> Challenge
Condense the paragraph beginning "In 1946, the BNBCC" in the Sabah travel article below into a short bulleted list that keeps its main facts.
--- start of Text passage ---
Sabah: Not the same old banana
March 26, 2006 | 12:00am
One day early last year, while leafing through the morning papers, I came upon a full page ad, which leapt out of the page, grabbed hold of me, and never let go until it had its way with me! It was an advertisement for Air Asia. They were offering bargain basement rates to Kuala Lumpur and Kota Kinabalu (KK), an opportunity that would be hard to pass up by someone with Ilocano blood flowing through his veins. That same day, I got a call from the rest of my family who, descended from the same Ilocano ancestor, had seen the ad and simply could not resist the siren call of El Cheapo fares. So it was decided that 10 of us would fly to KK for the Labor Day weekend. With rates like these, weve adopted a new motto: "Have passport, will travel."
Sabah, or North Borneo as it was once called, is located on the northern tip of the island of Borneo, one of the largest islands on the planet. Prior to the 16th century, Sabah was part of the Kingdom of Brunei, which in its turn was successively under the orbit of the Sri Vijayan Empire of Sumatra, the Majapahit Empire of Java, and finally the Parameswara Empire of Malacca, until it achieved its independence. In 1658, the Sultan of Brunei, now free to bestow power and pelf on his own, gave the northeast coast of Borneo to the Sultan of Sulu in return for his help in settling a civil war. Alexander Dalrymple, an officer of the East India Company, concluded an agreement with the Sultan of Sulu in 1761, which permitted Dalrymple to set up a trading post in his fiefdom. From then on, the British were in Sabah in fits and starts, until in 1881, the British North Borneo Chartered Company (BNBCC) began administering the country as a commercial enterprise. Thus, ever so gradually, did the Sultan of Sulu lose Sabah.
In 1946, the BNBCC relinquished its landholdings to the British Government. The devastation inflicted by the Second World War had been so complete (only three buildings were left standing in Fort Jesselton) that the cost of rebuilding would have bankrupted the company. North Borneo thus became a British crown colony. Seventeen years later, in 1963, North Borneo became part of the newly independent Federation of Malaysia. The state was renamed Sabah, while its capital Fort Jesselton was rechristened Kota Kinabalu after the legendary mountain, which informs the geography of the state.
If one were to fly to Sabah blindfolded, one would think he had never left the Philippines. Everything is so similar: the climate, the flora, the fauna, the tribes, the languages, and the people. Similar however does not mean the same, and this truism was thrown into bold relief when I returned to Sabah after a 16-year absence.
On my first trip to Sabah during the late 70s, my first impulse was to flee. Being the true-blue city boy that I am, whose lifeblood races at the mere mention of New York City, Sabah was way too bucolic. Its capital KK was very much a sleepy backwater then, with hardly any entertainment (two pitiful TV stations and maybe three cinemas showing titles from God knows where), just a handful of tourist attractions (mainly its beaches and Mount Kinabalu), and only two international hotels. The city did boast a yacht club, except it had no yachts!
--- end of Text passage ---
--- start of Data segment ---
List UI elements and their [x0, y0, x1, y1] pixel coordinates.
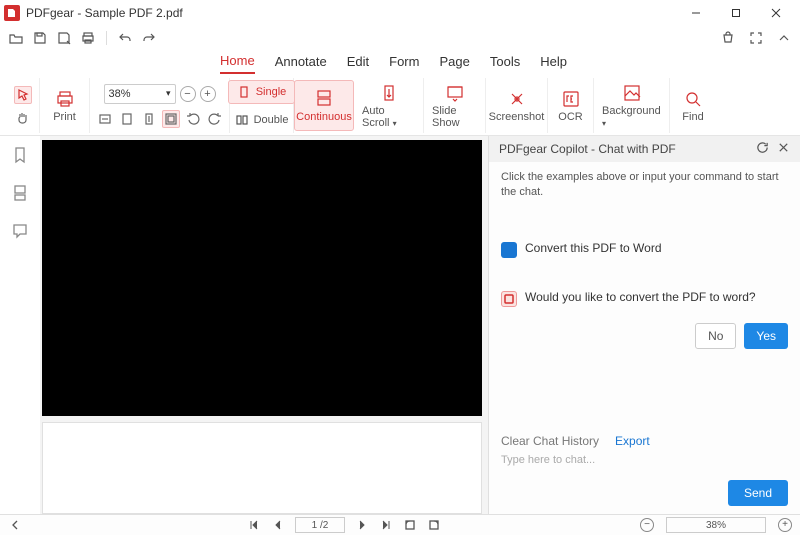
--- end of Data segment ---
> Answer to the task
- 1946: The BNBCC handed its landholdings to the British Government. Rebuilding after World War II would have bankrupted the company, since only three buildings were left standing in Fort Jesselton.
- North Borneo then became a British crown colony.
- 1963: North Borneo joined the newly independent Federation of Malaysia.
- The state was renamed Sabah.
- Its capital, Fort Jesselton, became Kota Kinabalu, named after the legendary mountain.